_Available records:_
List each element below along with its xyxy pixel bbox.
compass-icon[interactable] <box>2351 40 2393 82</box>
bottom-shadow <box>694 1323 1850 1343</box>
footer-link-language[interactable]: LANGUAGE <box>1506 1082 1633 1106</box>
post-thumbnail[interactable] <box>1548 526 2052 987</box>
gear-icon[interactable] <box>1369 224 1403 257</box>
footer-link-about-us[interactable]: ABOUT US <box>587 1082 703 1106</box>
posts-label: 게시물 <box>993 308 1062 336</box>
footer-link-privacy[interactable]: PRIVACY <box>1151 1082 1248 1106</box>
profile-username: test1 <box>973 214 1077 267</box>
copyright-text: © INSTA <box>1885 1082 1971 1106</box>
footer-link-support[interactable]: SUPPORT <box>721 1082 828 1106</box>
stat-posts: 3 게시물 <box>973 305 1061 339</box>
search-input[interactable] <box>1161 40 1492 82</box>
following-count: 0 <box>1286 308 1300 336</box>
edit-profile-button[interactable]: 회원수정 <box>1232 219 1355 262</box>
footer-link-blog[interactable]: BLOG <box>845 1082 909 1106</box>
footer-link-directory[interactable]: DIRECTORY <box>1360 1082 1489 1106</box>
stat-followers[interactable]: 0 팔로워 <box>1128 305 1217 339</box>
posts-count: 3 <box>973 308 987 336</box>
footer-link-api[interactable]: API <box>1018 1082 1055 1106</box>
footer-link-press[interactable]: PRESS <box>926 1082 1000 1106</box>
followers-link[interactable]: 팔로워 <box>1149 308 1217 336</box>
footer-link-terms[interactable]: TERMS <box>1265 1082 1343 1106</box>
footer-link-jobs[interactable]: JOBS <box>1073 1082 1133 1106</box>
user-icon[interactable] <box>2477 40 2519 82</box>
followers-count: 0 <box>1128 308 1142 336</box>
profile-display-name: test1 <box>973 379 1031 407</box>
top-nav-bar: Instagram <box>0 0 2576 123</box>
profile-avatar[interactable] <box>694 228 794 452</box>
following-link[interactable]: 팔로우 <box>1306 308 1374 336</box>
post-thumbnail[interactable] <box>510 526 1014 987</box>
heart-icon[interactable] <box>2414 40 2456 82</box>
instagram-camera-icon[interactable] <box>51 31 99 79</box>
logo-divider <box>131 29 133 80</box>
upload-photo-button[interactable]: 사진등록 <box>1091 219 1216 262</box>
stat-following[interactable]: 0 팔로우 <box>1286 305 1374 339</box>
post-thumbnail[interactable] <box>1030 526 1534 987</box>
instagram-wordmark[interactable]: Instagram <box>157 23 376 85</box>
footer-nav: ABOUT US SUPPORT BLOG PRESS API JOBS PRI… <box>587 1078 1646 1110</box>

_What the exercise asks:_
Print the listing unchanged from its first line through the line holding "posts-label: 게시물 <box>993 308 1062 336</box>", including both ends.

_Exercise answer:_
List each element below along with its xyxy pixel bbox.
compass-icon[interactable] <box>2351 40 2393 82</box>
bottom-shadow <box>694 1323 1850 1343</box>
footer-link-language[interactable]: LANGUAGE <box>1506 1082 1633 1106</box>
post-thumbnail[interactable] <box>1548 526 2052 987</box>
gear-icon[interactable] <box>1369 224 1403 257</box>
footer-link-about-us[interactable]: ABOUT US <box>587 1082 703 1106</box>
posts-label: 게시물 <box>993 308 1062 336</box>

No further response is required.